* [Exercise task] Pictures are not part of the copy; repeat everything else in the records exactly.

* [Stored records]

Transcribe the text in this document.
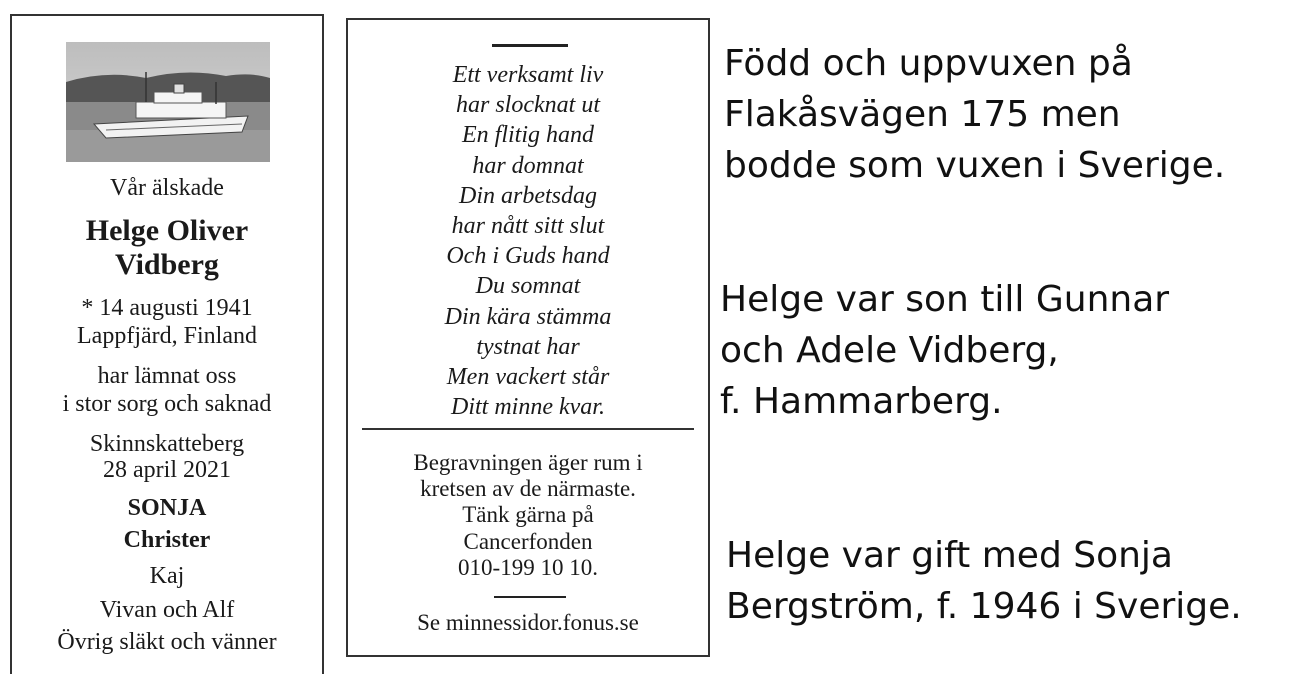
Vår älskade
Helge Oliver
Vidberg
* 14 augusti 1941
Lappfjärd, Finland
har lämnat oss
i stor sorg och saknad
Skinnskatteberg
28 april 2021
SONJA
Christer
Kaj
Vivan och Alf
Övrig släkt och vänner
Ett verksamt liv
har slocknat ut
En flitig hand
har domnat
Din arbetsdag
har nått sitt slut
Och i Guds hand
Du somnat
Din kära stämma
tystnat har
Men vackert står
Ditt minne kvar.
Begravningen äger rum i
kretsen av de närmaste.
Tänk gärna på
Cancerfonden
010-199 10 10.
Se minnessidor.fonus.se
Född och uppvuxen på
Flakåsvägen 175 men
bodde som vuxen i Sverige.
Helge var son till Gunnar
och Adele Vidberg,
f. Hammarberg.
Helge var gift med Sonja
Bergström, f. 1946 i Sverige.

* [Solution for this task]
Transcribe the text in this document.
Vår älskade
Helge Oliver
Vidberg
* 14 augusti 1941
Lappfjärd, Finland
har lämnat oss
i stor sorg och saknad
Skinnskatteberg
28 april 2021
SONJA
Christer
Kaj
Vivan och Alf
Övrig släkt och vänner
Ett verksamt liv
har slocknat ut
En flitig hand
har domnat
Din arbetsdag
har nått sitt slut
Och i Guds hand
Du somnat
Din kära stämma
tystnat har
Men vackert står
Ditt minne kvar.
Begravningen äger rum i
kretsen av de närmaste.
Tänk gärna på
Cancerfonden
010-199 10 10.
Se minnessidor.fonus.se
Född och uppvuxen på
Flakåsvägen 175 men
bodde som vuxen i Sverige.
Helge var son till Gunnar
och Adele Vidberg,
f. Hammarberg.
Helge var gift med Sonja
Bergström, f. 1946 i Sverige.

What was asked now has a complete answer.